§ Work instructions
Look through the data for the string "Bactéries". Copy every line where it is found.

§ Supplied material
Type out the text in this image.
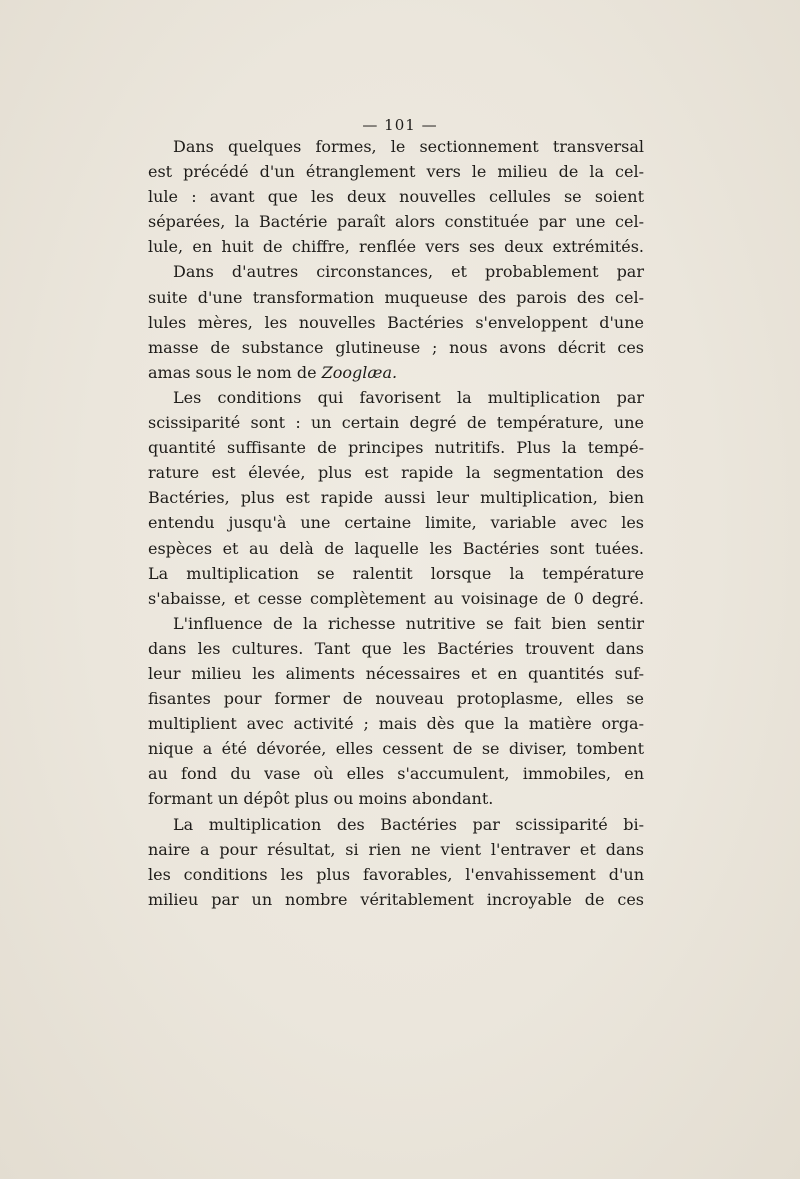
— 101 —
Dans quelques formes, le sectionnement transversal
est précédé d'un étranglement vers le milieu de la cel-
lule : avant que les deux nouvelles cellules se soient
séparées, la Bactérie paraît alors constituée par une cel-
lule, en huit de chiffre, renflée vers ses deux extrémités.
Dans d'autres circonstances, et probablement par
suite d'une transformation muqueuse des parois des cel-
lules mères, les nouvelles Bactéries s'enveloppent d'une
masse de substance glutineuse ; nous avons décrit ces
amas sous le nom de Zooglæa.
Les conditions qui favorisent la multiplication par
scissiparité sont : un certain degré de température, une
quantité suffisante de principes nutritifs. Plus la tempé-
rature est élevée, plus est rapide la segmentation des
Bactéries, plus est rapide aussi leur multiplication, bien
entendu jusqu'à une certaine limite, variable avec les
espèces et au delà de laquelle les Bactéries sont tuées.
La multiplication se ralentit lorsque la température
s'abaisse, et cesse complètement au voisinage de 0 degré.
L'influence de la richesse nutritive se fait bien sentir
dans les cultures. Tant que les Bactéries trouvent dans
leur milieu les aliments nécessaires et en quantités suf-
fisantes pour former de nouveau protoplasme, elles se
multiplient avec activité ; mais dès que la matière orga-
nique a été dévorée, elles cessent de se diviser, tombent
au fond du vase où elles s'accumulent, immobiles, en
formant un dépôt plus ou moins abondant.
La multiplication des Bactéries par scissiparité bi-
naire a pour résultat, si rien ne vient l'entraver et dans
les conditions les plus favorables, l'envahissement d'un
milieu par un nombre véritablement incroyable de ces
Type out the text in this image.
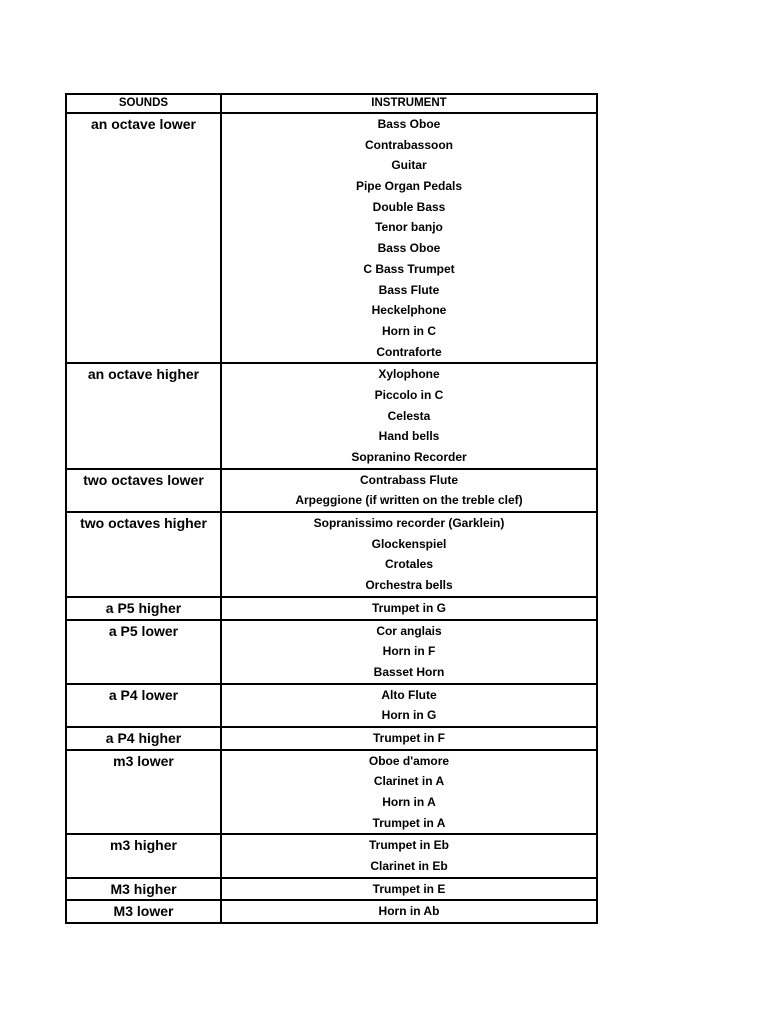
SOUNDS	INSTRUMENT
an octave lower	Bass Oboe
Contrabassoon
Guitar
Pipe Organ Pedals
Double Bass
Tenor banjo
Bass Oboe
C Bass Trumpet
Bass Flute
Heckelphone
Horn in C
Contraforte
an octave higher	Xylophone
Piccolo in C
Celesta
Hand bells
Sopranino Recorder
two octaves lower	Contrabass Flute
Arpeggione (if written on the treble clef)
two octaves higher	Sopranissimo recorder (Garklein)
Glockenspiel
Crotales
Orchestra bells
a P5 higher	Trumpet in G
a P5 lower	Cor anglais
Horn in F
Basset Horn
a P4 lower	Alto Flute
Horn in G
a P4 higher	Trumpet in F
m3 lower	Oboe d'amore
Clarinet in A
Horn in A
Trumpet in A
m3 higher	Trumpet in Eb
Clarinet in Eb
M3 higher	Trumpet in E
M3 lower	Horn in Ab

§ Answer for this exercise
lules mères, les nouvelles Bactéries s'enveloppent d'une
Bactéries, plus est rapide aussi leur multiplication, bien
espèces et au delà de laquelle les Bactéries sont tuées.
dans les cultures. Tant que les Bactéries trouvent dans
La multiplication des Bactéries par scissiparité bi-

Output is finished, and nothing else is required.